| Selected extract |
Line Change Important
Inside the Outdoors, May 24
, 2013

Many of you who will be getting ready for bass season very soon may be purchasing rod and reel combos. If you are one of those persons, the following is a very important message to observe. Most, if not all reels, come with line already on them. Do you know how long that line has been on that reel? Do you know the pound value? Will it be adequate to catch the fish you desire?

I have a feeling, the first two you have no clue. The third question will probably result in a definite “Yes.” You may be right to a certain extent. But, I still wouldn’t recommend it. The answer plays into the other two questions.

Let’s consider the first – the length of the time the line has been put on the reel. You really don’t know, do you? I wouldn’t either. Unless you know the month and year the rod and reel was made in China you have no idea and neither do I.

The reason I am even bringing this issue to light is the fact that line that has been on a reel for an extended period of time will take on memory. What I mean by that is when it is uncoiled from the real it pulls out in loop d’ loop fashion. When retrieved a lot of the time, it may tangle in the spool of the reel and present a lot of problems, one of what we anglers call “birdnesting.” Even when line is newer and has been on a reel for a relative short time and develops memory, one may find the same thing happening.

As for pound test, most manufacturers will put a line on the reel that is too strong for what is needed. Most people will not catch fish, on the average, at least around here, weighing 20 pounds or more. My carp master expert told me he uses eight and catches huge fish. So why go with a much heavier line. It is my opinion, manufacturers will use a heavy pound test so that they fill the spools fuller which gives the appearance that there is plenty of line when all is said and done, there isn’t as much as meets the eye. There may be six times more if the spool had 4 to 6-pound test line instead.

I have pulled in some mighty feisty fish on 4 or 6-pound line. A matter of fact, most the time I go with either depending on the bait I use and where I am fishing. The Loyalhanna Creek has some big everything in it – catfish, carp, trout, musky, pike, etc., but my chances for catching them are “minnowmized,” because I use such small baits to try to catch certain fish. Most the time, 4-pound test does me fine. I would love to catch a 4-pound anything. Gee, I think that would be my biggest haul ever.

What I usually use for bass season is 6-pound test, only because having two rods, I can use one for one type of bait, and another for another. A lot of pros may have six or seven rods and keep different lines and baits on each of the combos so they don’t have to waste time stringing, cutting and tying, which takes an unbelievable amount of time. Just for the record, I change my line twice doing the summer because of use and water conditions that may deteriorate its properties. This way it will not break and has the quality I’m seeking.                                                      ~

News Bulletin! Just heard from Dan McMaster, owner of Ligonier Outfitters and Newsstand who stated that with the sale of over 100 pins, over 200 trout were stocked in the Delayed Harvest Artificial Lures area in Ligonier. This area is found on the Loyalhanna Creek from Route 711, 1.5 miles downstream to SR 2045 bridge.

The sale of pins resulted from complaints that there were not enough fish to be caught in the project and that anglers wanted the thrill of catching more trout. So, between Forbes Trail Chapter Trout Unlimited’s Don Kowatch and Dan McMasters, an idea was put into play to raise monies to buy trout to be stocked in the compound so anglers may enjoy their sport without going home feeling distraught that their trip to the Ligonier Valley was fruitless.

As pins continue to be sold, there is a good possibility that more trout will be dumped into the creek at a future date. If you are one of those anglers who have not contributed as yet, this is your chance to make way to 127 W. Main St., near the Diamond and support the cause.

| Data listing |
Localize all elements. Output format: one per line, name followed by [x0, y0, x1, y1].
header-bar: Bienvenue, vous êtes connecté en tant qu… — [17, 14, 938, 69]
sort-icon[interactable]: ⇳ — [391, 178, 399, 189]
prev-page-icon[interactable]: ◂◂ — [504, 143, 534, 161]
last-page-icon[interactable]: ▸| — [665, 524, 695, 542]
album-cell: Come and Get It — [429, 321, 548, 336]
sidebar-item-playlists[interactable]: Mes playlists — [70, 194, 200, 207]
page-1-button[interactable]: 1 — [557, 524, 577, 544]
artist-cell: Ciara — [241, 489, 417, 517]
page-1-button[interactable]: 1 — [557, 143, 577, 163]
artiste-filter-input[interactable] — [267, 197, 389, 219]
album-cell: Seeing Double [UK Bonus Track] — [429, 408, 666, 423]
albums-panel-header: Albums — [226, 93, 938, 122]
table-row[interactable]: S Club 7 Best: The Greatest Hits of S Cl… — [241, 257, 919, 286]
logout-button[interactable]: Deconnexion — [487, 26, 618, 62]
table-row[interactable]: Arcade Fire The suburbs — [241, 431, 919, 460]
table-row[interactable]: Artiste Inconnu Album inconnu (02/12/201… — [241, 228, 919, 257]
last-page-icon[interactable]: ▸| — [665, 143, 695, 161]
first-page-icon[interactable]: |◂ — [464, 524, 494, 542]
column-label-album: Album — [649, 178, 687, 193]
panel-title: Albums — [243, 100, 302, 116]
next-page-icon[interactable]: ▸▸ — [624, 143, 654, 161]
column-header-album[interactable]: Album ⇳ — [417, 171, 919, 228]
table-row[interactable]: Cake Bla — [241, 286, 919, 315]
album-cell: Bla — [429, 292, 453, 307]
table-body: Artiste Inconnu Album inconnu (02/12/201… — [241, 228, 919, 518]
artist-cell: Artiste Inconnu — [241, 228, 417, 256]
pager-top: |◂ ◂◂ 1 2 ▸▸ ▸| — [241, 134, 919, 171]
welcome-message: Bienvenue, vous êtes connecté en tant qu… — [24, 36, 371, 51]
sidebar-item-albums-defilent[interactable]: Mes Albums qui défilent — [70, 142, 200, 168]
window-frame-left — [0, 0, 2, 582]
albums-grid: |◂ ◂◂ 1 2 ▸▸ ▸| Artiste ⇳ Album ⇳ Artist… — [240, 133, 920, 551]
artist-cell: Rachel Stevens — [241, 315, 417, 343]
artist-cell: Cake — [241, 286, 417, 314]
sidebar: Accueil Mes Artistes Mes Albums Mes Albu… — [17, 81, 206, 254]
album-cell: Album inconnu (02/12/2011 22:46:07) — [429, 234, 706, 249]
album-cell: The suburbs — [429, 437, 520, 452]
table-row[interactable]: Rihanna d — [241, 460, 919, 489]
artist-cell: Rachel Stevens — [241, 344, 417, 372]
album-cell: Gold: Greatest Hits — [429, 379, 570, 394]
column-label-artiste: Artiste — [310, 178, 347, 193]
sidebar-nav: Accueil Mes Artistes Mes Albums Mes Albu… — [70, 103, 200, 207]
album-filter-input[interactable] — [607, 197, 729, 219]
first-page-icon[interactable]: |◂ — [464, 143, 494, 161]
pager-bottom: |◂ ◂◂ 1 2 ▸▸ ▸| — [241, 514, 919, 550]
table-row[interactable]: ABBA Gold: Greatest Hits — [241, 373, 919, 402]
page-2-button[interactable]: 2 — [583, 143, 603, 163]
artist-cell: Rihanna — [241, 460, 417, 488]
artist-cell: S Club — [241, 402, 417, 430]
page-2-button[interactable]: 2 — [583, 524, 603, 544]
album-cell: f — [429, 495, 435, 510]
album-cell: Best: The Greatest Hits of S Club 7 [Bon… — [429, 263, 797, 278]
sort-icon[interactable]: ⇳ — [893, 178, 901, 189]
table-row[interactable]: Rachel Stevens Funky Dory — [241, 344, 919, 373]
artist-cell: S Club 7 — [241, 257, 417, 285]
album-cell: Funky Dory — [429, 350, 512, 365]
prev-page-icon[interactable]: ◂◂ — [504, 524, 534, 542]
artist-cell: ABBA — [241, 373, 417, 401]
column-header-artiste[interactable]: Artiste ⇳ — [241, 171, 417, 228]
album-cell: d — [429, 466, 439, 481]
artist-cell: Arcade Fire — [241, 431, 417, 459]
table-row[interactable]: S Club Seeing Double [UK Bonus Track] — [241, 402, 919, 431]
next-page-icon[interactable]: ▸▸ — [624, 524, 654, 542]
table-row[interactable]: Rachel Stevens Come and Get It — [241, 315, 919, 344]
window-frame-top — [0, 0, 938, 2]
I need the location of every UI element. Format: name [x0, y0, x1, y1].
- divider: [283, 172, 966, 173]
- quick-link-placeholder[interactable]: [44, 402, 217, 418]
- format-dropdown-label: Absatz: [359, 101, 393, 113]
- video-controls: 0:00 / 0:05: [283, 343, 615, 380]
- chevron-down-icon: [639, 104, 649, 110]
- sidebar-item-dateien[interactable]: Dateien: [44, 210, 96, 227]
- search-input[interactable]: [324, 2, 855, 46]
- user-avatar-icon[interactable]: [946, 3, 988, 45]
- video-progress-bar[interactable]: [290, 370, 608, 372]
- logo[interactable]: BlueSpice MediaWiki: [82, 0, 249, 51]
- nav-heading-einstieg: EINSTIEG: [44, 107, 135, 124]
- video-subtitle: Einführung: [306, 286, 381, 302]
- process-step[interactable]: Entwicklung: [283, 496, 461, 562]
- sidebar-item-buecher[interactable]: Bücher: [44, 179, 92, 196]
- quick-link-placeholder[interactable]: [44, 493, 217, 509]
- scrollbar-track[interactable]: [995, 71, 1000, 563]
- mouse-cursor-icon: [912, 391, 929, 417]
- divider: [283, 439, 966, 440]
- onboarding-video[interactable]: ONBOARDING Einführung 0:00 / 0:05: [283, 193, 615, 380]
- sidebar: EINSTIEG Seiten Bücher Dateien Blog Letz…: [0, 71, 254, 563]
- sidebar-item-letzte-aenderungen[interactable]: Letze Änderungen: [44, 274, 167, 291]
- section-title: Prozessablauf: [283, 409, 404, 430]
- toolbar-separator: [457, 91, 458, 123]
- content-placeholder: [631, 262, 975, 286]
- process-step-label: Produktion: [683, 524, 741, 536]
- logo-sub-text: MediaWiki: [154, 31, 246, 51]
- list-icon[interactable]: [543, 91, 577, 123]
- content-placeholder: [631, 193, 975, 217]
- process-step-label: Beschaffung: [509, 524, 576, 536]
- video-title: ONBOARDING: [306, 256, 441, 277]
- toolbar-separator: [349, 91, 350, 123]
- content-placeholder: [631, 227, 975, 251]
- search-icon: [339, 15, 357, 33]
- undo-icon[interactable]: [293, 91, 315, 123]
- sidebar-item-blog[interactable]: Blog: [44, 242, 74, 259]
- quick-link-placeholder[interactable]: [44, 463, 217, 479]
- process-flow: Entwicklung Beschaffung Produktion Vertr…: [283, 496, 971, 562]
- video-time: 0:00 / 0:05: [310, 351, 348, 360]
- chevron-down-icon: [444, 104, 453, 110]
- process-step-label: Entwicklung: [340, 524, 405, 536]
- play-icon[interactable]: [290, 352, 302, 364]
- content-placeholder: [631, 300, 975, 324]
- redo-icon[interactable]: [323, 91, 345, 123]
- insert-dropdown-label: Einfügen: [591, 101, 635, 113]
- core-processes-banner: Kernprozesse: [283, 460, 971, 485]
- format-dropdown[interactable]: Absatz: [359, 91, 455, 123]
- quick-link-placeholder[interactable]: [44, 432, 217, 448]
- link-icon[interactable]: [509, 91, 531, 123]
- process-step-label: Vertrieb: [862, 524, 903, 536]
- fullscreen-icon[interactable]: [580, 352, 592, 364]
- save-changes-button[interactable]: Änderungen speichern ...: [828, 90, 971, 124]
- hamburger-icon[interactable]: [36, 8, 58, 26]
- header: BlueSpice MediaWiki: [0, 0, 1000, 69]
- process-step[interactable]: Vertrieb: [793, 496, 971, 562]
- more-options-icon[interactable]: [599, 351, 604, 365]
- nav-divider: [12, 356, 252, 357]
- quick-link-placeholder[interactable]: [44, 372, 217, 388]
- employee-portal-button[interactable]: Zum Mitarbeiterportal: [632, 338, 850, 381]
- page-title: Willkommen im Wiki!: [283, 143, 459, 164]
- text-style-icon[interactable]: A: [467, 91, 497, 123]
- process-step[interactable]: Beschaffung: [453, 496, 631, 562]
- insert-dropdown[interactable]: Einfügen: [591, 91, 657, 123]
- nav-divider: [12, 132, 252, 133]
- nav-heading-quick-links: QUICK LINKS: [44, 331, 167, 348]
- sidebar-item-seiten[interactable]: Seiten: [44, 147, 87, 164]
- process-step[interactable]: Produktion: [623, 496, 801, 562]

| Required work |
Rewrite the passage of the column on changing fishing line between "The reason I" and "same thing happening.", inclusive, replacing "birdnesting" with "backlashing".

| Written response |
The reason I am even bringing this issue to light is the fact that line that has been on a reel for an extended period of time will take on memory. What I mean by that is when it is uncoiled from the real it pulls out in loop d’ loop fashion. When retrieved a lot of the time, it may tangle in the spool of the reel and present a lot of problems, one of what we anglers call “backlashing.” Even when line is newer and has been on a reel for a relative short time and develops memory, one may find the same thing happening.